SET EXERCISE ->
Reply with one number only, the count of lines holding the string "Mean".

SOURCE RECORDS ->

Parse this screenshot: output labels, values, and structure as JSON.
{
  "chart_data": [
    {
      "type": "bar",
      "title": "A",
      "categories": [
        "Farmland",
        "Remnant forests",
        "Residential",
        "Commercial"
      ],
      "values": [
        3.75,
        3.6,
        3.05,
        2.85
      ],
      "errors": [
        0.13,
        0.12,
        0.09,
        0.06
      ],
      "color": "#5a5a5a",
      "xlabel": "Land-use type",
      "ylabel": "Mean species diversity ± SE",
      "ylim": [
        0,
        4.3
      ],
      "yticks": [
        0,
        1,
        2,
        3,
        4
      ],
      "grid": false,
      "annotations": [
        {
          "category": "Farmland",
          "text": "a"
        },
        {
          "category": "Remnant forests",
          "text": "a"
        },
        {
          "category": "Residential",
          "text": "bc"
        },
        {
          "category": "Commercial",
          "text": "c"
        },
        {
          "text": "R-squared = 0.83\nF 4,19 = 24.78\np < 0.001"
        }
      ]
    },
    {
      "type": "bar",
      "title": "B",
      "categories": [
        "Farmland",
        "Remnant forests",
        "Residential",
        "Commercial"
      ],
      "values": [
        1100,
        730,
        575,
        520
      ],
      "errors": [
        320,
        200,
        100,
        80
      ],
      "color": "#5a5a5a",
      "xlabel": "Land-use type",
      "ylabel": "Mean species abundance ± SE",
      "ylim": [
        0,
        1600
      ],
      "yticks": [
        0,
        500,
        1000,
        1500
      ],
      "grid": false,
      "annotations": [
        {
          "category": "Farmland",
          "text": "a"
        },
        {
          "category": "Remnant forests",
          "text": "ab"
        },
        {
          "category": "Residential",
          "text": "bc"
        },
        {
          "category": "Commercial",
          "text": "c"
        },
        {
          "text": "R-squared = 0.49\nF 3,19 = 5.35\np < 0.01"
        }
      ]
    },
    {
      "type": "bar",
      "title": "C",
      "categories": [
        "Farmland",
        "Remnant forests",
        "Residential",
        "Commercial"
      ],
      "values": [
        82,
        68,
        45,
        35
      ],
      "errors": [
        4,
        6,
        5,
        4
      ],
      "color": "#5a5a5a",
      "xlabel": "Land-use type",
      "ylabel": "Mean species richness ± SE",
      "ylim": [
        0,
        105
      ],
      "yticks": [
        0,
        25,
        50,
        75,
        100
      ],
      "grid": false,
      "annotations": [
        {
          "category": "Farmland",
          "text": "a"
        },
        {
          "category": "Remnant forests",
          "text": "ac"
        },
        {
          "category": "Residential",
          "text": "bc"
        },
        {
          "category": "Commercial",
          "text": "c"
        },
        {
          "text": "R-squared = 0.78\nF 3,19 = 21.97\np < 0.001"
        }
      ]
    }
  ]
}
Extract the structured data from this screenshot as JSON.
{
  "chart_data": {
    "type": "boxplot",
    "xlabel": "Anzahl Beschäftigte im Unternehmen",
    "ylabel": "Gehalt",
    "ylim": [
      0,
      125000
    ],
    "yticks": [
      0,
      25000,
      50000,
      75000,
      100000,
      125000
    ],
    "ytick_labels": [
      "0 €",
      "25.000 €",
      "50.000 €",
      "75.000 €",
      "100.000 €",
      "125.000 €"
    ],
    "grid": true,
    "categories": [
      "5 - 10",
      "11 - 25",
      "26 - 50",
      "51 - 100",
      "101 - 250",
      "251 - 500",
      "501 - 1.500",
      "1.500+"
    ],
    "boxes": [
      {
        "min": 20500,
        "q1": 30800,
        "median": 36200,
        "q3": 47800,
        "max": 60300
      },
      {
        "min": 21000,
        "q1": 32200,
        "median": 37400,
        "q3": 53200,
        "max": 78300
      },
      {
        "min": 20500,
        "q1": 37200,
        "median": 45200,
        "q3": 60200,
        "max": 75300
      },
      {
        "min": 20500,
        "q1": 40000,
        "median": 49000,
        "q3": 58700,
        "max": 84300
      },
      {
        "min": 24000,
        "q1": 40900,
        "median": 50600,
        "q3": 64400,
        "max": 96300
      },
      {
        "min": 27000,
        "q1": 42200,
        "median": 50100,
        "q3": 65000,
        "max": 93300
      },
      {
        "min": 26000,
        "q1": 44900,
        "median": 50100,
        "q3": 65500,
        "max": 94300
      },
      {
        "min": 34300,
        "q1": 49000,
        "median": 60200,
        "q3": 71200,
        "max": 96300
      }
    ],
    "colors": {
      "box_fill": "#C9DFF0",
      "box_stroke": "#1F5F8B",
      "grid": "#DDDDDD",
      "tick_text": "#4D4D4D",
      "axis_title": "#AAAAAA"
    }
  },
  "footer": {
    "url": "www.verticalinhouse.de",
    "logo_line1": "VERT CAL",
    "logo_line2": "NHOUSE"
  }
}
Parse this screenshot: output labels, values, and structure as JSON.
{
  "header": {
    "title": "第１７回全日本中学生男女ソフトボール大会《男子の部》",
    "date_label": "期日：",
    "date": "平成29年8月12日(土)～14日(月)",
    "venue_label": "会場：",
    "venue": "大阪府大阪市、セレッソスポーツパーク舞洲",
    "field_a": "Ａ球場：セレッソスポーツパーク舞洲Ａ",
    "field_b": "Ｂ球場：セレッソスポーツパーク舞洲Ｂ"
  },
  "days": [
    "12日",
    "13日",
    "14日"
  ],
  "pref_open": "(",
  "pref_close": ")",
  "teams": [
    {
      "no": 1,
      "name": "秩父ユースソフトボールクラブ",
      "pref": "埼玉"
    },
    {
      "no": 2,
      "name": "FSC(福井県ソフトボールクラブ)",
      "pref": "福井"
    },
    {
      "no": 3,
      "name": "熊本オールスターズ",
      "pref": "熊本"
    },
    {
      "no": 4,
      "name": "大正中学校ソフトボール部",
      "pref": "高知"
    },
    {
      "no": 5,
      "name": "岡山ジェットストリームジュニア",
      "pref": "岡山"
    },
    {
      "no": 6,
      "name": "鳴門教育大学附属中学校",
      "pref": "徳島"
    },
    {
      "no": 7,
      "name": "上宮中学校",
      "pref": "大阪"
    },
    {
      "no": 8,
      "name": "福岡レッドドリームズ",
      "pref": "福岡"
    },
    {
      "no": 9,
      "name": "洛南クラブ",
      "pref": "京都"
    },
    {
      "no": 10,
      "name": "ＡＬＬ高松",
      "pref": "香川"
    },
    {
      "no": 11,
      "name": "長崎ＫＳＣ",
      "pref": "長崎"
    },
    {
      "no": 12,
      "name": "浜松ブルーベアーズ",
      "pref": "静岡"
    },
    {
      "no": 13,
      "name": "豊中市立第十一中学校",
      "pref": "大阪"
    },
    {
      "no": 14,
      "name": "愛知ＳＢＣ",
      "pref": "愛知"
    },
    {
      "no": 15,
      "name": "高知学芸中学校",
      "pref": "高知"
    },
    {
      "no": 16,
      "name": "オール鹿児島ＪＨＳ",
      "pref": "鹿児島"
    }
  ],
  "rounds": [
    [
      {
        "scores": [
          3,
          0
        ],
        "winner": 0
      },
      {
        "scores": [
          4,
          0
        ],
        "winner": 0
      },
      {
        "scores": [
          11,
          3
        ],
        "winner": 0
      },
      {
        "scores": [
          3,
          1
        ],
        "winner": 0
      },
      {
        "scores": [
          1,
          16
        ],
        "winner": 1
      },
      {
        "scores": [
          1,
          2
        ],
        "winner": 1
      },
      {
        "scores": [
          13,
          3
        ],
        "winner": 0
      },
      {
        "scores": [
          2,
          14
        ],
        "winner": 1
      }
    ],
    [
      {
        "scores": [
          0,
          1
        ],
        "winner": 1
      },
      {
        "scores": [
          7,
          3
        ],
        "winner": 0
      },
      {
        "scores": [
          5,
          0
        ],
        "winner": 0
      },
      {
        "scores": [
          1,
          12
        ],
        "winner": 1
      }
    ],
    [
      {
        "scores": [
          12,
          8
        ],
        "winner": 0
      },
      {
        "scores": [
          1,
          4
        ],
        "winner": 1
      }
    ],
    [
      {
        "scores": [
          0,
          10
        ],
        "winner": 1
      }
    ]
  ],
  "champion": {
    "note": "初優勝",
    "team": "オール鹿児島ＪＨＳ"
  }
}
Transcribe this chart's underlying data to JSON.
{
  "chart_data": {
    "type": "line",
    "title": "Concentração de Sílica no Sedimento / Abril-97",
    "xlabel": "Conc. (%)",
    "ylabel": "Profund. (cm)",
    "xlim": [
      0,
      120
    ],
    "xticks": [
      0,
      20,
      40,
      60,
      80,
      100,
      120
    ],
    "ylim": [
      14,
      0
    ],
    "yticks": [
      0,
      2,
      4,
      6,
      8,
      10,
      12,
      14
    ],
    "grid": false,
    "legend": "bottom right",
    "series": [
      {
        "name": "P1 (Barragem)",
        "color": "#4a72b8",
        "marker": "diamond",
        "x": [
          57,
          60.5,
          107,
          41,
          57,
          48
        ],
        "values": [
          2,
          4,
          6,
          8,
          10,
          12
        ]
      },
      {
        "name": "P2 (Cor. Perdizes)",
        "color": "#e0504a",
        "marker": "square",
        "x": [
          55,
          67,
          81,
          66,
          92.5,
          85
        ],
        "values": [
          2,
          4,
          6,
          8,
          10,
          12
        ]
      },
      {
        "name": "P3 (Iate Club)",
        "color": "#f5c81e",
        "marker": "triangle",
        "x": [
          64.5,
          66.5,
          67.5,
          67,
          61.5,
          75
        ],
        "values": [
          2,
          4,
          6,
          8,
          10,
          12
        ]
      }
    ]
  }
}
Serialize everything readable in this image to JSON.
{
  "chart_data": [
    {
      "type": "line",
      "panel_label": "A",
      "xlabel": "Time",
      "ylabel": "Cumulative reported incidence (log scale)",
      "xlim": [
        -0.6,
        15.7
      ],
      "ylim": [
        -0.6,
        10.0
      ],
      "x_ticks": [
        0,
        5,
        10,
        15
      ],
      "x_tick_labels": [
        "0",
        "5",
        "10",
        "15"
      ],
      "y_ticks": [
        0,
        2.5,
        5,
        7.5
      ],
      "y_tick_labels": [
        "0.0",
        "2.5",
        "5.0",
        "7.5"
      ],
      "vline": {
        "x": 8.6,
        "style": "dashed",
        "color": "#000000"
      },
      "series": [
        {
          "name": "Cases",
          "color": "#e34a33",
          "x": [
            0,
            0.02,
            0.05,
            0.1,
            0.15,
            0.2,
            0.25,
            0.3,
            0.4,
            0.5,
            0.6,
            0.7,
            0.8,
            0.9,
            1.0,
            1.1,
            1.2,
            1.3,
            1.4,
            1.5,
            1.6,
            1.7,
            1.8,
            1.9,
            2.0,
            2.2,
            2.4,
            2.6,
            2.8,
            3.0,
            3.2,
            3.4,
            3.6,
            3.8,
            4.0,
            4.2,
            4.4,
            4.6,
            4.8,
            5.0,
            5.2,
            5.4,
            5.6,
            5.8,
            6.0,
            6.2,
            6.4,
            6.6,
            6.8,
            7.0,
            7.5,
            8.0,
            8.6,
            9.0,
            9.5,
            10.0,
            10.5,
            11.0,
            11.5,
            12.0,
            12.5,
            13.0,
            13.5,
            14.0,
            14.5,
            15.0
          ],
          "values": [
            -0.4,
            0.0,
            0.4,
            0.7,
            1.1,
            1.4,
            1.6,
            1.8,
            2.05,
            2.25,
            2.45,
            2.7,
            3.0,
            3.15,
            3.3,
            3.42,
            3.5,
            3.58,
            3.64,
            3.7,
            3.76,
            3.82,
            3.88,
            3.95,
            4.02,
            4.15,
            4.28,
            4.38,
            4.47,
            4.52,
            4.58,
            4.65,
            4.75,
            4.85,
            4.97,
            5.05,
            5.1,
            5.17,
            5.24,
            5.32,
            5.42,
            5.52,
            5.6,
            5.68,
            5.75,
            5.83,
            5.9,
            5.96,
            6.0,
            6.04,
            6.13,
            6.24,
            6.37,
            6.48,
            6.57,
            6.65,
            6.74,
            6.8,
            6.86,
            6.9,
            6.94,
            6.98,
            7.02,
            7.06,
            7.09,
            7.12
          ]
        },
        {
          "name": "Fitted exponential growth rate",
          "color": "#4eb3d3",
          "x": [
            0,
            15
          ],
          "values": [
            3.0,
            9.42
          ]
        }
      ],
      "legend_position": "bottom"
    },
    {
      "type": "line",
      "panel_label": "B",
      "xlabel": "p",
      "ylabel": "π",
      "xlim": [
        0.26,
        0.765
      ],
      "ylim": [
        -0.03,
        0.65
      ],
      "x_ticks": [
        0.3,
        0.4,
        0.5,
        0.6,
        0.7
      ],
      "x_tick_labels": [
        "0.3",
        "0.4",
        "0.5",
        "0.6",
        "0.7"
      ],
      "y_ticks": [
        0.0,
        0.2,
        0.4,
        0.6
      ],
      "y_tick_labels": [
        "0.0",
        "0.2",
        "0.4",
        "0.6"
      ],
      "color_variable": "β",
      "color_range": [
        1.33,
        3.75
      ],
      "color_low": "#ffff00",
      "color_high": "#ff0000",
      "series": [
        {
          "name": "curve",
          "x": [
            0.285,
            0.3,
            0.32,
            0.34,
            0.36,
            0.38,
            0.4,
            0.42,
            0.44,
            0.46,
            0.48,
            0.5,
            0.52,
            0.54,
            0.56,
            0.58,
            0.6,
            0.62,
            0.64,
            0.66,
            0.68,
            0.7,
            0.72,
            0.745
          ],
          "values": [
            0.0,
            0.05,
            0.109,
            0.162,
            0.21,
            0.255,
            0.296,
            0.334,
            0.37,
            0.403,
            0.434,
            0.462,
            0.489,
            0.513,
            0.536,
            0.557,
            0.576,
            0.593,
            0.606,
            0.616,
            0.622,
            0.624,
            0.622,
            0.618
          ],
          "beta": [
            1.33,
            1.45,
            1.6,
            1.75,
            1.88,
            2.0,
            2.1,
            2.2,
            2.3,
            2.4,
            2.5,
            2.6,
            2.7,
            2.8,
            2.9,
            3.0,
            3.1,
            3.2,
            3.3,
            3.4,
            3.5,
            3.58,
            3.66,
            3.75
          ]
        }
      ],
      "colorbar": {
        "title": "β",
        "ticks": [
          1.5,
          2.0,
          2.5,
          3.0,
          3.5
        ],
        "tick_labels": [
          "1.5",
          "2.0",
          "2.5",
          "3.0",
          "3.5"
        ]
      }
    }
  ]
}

THE RESPONSE ->
3